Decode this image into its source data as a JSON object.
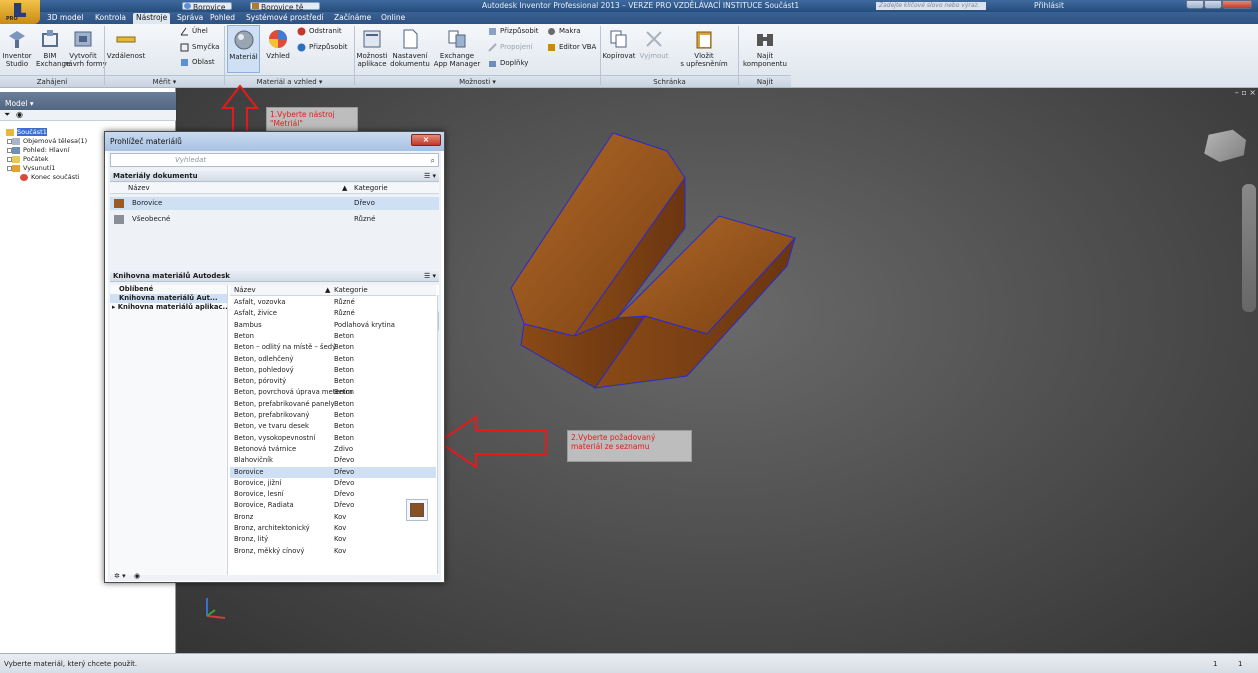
{
  "titlebar": {
    "window_title": "Autodesk Inventor Professional 2013 – VERZE PRO VZDĚLÁVACÍ INSTITUCE   Součást1",
    "qat_material": "Borovice",
    "qat_appearance": "Borovice tě",
    "search_placeholder": "Zadejte klíčové slovo nebo výraz.",
    "signin_label": "Přihlásit",
    "pro_badge": "PRO"
  },
  "tabs": [
    {
      "label": "3D model"
    },
    {
      "label": "Kontrola"
    },
    {
      "label": "Nástroje"
    },
    {
      "label": "Správa"
    },
    {
      "label": "Pohled"
    },
    {
      "label": "Systémové prostředí"
    },
    {
      "label": "Začínáme"
    },
    {
      "label": "Online"
    }
  ],
  "ribbon": {
    "groups": {
      "start": "Zahájení",
      "measure": "Měřit ▾",
      "material": "Materiál a vzhled ▾",
      "options": "Možnosti ▾",
      "clipboard": "Schránka",
      "find": "Najít"
    },
    "buttons": {
      "inventor_studio": "Inventor\nStudio",
      "bim": "BIM\nExchange",
      "create_form": "Vytvořit\nnávrh formy",
      "distance": "Vzdálenost",
      "angle": "Úhel",
      "loop": "Smyčka",
      "area": "Oblast",
      "material": "Materiál",
      "appearance": "Vzhled",
      "remove": "Odstranit",
      "adjust": "Přizpůsobit",
      "app_options": "Možnosti\naplikace",
      "doc_settings": "Nastavení\ndokumentu",
      "exchange": "Exchange\nApp Manager",
      "customize": "Přizpůsobit",
      "macros": "Makra",
      "vba": "Editor VBA",
      "connect": "Propojení",
      "addins": "Doplňky",
      "copy": "Kopírovat",
      "cut": "Vyjmout",
      "paste_special": "Vložit\ns upřesněním",
      "find_component": "Najít\nkomponentu"
    }
  },
  "browser": {
    "title": "Model ▾",
    "tree": [
      {
        "label": "Součást1"
      },
      {
        "label": "Objemová tělesa(1)"
      },
      {
        "label": "Pohled: Hlavní"
      },
      {
        "label": "Počátek"
      },
      {
        "label": "Vysunutí1"
      },
      {
        "label": "Konec součásti"
      }
    ]
  },
  "dialog": {
    "title": "Prohlížeč materiálů",
    "search_placeholder": "Vyhledat",
    "doc_section": "Materiály dokumentu",
    "col_name": "Název",
    "col_category": "Kategorie",
    "doc_materials": [
      {
        "name": "Borovice",
        "category": "Dřevo",
        "color": "#9a5a22"
      },
      {
        "name": "Všeobecné",
        "category": "Různé",
        "color": "#8a8f96"
      }
    ],
    "lib_section": "Knihovna materiálů Autodesk",
    "lib_tree": [
      {
        "label": "Oblíbené"
      },
      {
        "label": "Knihovna materiálů Aut..."
      },
      {
        "label": "▸ Knihovna materiálů aplikac..."
      }
    ],
    "lib_materials": [
      {
        "name": "Asfalt, vozovka",
        "category": "Různé"
      },
      {
        "name": "Asfalt, živice",
        "category": "Různé"
      },
      {
        "name": "Bambus",
        "category": "Podlahová krytina"
      },
      {
        "name": "Beton",
        "category": "Beton"
      },
      {
        "name": "Beton – odlitý na místě – šedý",
        "category": "Beton"
      },
      {
        "name": "Beton, odlehčený",
        "category": "Beton"
      },
      {
        "name": "Beton, pohledový",
        "category": "Beton"
      },
      {
        "name": "Beton, pórovitý",
        "category": "Beton"
      },
      {
        "name": "Beton, povrchová úprava metením",
        "category": "Beton"
      },
      {
        "name": "Beton, prefabrikované panely",
        "category": "Beton"
      },
      {
        "name": "Beton, prefabrikovaný",
        "category": "Beton"
      },
      {
        "name": "Beton, ve tvaru desek",
        "category": "Beton"
      },
      {
        "name": "Beton, vysokopevnostní",
        "category": "Beton"
      },
      {
        "name": "Betonová tvárnice",
        "category": "Zdivo"
      },
      {
        "name": "Blahovičník",
        "category": "Dřevo"
      },
      {
        "name": "Borovice",
        "category": "Dřevo"
      },
      {
        "name": "Borovice, jižní",
        "category": "Dřevo"
      },
      {
        "name": "Borovice, lesní",
        "category": "Dřevo"
      },
      {
        "name": "Borovice, Radiata",
        "category": "Dřevo"
      },
      {
        "name": "Bronz",
        "category": "Kov"
      },
      {
        "name": "Bronz, architektonický",
        "category": "Kov"
      },
      {
        "name": "Bronz, litý",
        "category": "Kov"
      },
      {
        "name": "Bronz, měkký cínový",
        "category": "Kov"
      }
    ],
    "selected_lib_index": 15
  },
  "annotations": {
    "step1": "1.Vyberte nástroj \"Metriál\"",
    "step2": "2.Vyberte požadovaný materiál ze seznamu"
  },
  "status": {
    "message": "Vyberte materiál, který chcete použít.",
    "count_a": "1",
    "count_b": "1"
  },
  "colors": {
    "wood": "#9a5a22",
    "annotation_red": "#e41b1b",
    "selection": "#cfe0f5"
  }
}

-.-.-

#### Required work
Transcribe the listing in full and omit the pictures.

#### The solution
Decode this image into its source data as a JSON object.
{
  "titlebar": {
    "window_title": "Autodesk Inventor Professional 2013 – VERZE PRO VZDĚLÁVACÍ INSTITUCE   Součást1",
    "qat_material": "Borovice",
    "qat_appearance": "Borovice tě",
    "search_placeholder": "Zadejte klíčové slovo nebo výraz.",
    "signin_label": "Přihlásit",
    "pro_badge": "PRO"
  },
  "tabs": [
    {
      "label": "3D model"
    },
    {
      "label": "Kontrola"
    },
    {
      "label": "Nástroje"
    },
    {
      "label": "Správa"
    },
    {
      "label": "Pohled"
    },
    {
      "label": "Systémové prostředí"
    },
    {
      "label": "Začínáme"
    },
    {
      "label": "Online"
    }
  ],
  "ribbon": {
    "groups": {
      "start": "Zahájení",
      "measure": "Měřit ▾",
      "material": "Materiál a vzhled ▾",
      "options": "Možnosti ▾",
      "clipboard": "Schránka",
      "find": "Najít"
    },
    "buttons": {
      "inventor_studio": "Inventor\nStudio",
      "bim": "BIM\nExchange",
      "create_form": "Vytvořit\nnávrh formy",
      "distance": "Vzdálenost",
      "angle": "Úhel",
      "loop": "Smyčka",
      "area": "Oblast",
      "material": "Materiál",
      "appearance": "Vzhled",
      "remove": "Odstranit",
      "adjust": "Přizpůsobit",
      "app_options": "Možnosti\naplikace",
      "doc_settings": "Nastavení\ndokumentu",
      "exchange": "Exchange\nApp Manager",
      "customize": "Přizpůsobit",
      "macros": "Makra",
      "vba": "Editor VBA",
      "connect": "Propojení",
      "addins": "Doplňky",
      "copy": "Kopírovat",
      "cut": "Vyjmout",
      "paste_special": "Vložit\ns upřesněním",
      "find_component": "Najít\nkomponentu"
    }
  },
  "browser": {
    "title": "Model ▾",
    "tree": [
      {
        "label": "Součást1"
      },
      {
        "label": "Objemová tělesa(1)"
      },
      {
        "label": "Pohled: Hlavní"
      },
      {
        "label": "Počátek"
      },
      {
        "label": "Vysunutí1"
      },
      {
        "label": "Konec součásti"
      }
    ]
  },
  "dialog": {
    "title": "Prohlížeč materiálů",
    "search_placeholder": "Vyhledat",
    "doc_section": "Materiály dokumentu",
    "col_name": "Název",
    "col_category": "Kategorie",
    "doc_materials": [
      {
        "name": "Borovice",
        "category": "Dřevo",
        "color": "#9a5a22"
      },
      {
        "name": "Všeobecné",
        "category": "Různé",
        "color": "#8a8f96"
      }
    ],
    "lib_section": "Knihovna materiálů Autodesk",
    "lib_tree": [
      {
        "label": "Oblíbené"
      },
      {
        "label": "Knihovna materiálů Aut..."
      },
      {
        "label": "▸ Knihovna materiálů aplikac..."
      }
    ],
    "lib_materials": [
      {
        "name": "Asfalt, vozovka",
        "category": "Různé"
      },
      {
        "name": "Asfalt, živice",
        "category": "Různé"
      },
      {
        "name": "Bambus",
        "category": "Podlahová krytina"
      },
      {
        "name": "Beton",
        "category": "Beton"
      },
      {
        "name": "Beton – odlitý na místě – šedý",
        "category": "Beton"
      },
      {
        "name": "Beton, odlehčený",
        "category": "Beton"
      },
      {
        "name": "Beton, pohledový",
        "category": "Beton"
      },
      {
        "name": "Beton, pórovitý",
        "category": "Beton"
      },
      {
        "name": "Beton, povrchová úprava metením",
        "category": "Beton"
      },
      {
        "name": "Beton, prefabrikované panely",
        "category": "Beton"
      },
      {
        "name": "Beton, prefabrikovaný",
        "category": "Beton"
      },
      {
        "name": "Beton, ve tvaru desek",
        "category": "Beton"
      },
      {
        "name": "Beton, vysokopevnostní",
        "category": "Beton"
      },
      {
        "name": "Betonová tvárnice",
        "category": "Zdivo"
      },
      {
        "name": "Blahovičník",
        "category": "Dřevo"
      },
      {
        "name": "Borovice",
        "category": "Dřevo"
      },
      {
        "name": "Borovice, jižní",
        "category": "Dřevo"
      },
      {
        "name": "Borovice, lesní",
        "category": "Dřevo"
      },
      {
        "name": "Borovice, Radiata",
        "category": "Dřevo"
      },
      {
        "name": "Bronz",
        "category": "Kov"
      },
      {
        "name": "Bronz, architektonický",
        "category": "Kov"
      },
      {
        "name": "Bronz, litý",
        "category": "Kov"
      },
      {
        "name": "Bronz, měkký cínový",
        "category": "Kov"
      }
    ],
    "selected_lib_index": 15
  },
  "annotations": {
    "step1": "1.Vyberte nástroj \"Metriál\"",
    "step2": "2.Vyberte požadovaný materiál ze seznamu"
  },
  "status": {
    "message": "Vyberte materiál, který chcete použít.",
    "count_a": "1",
    "count_b": "1"
  },
  "colors": {
    "wood": "#9a5a22",
    "annotation_red": "#e41b1b",
    "selection": "#cfe0f5"
  }
}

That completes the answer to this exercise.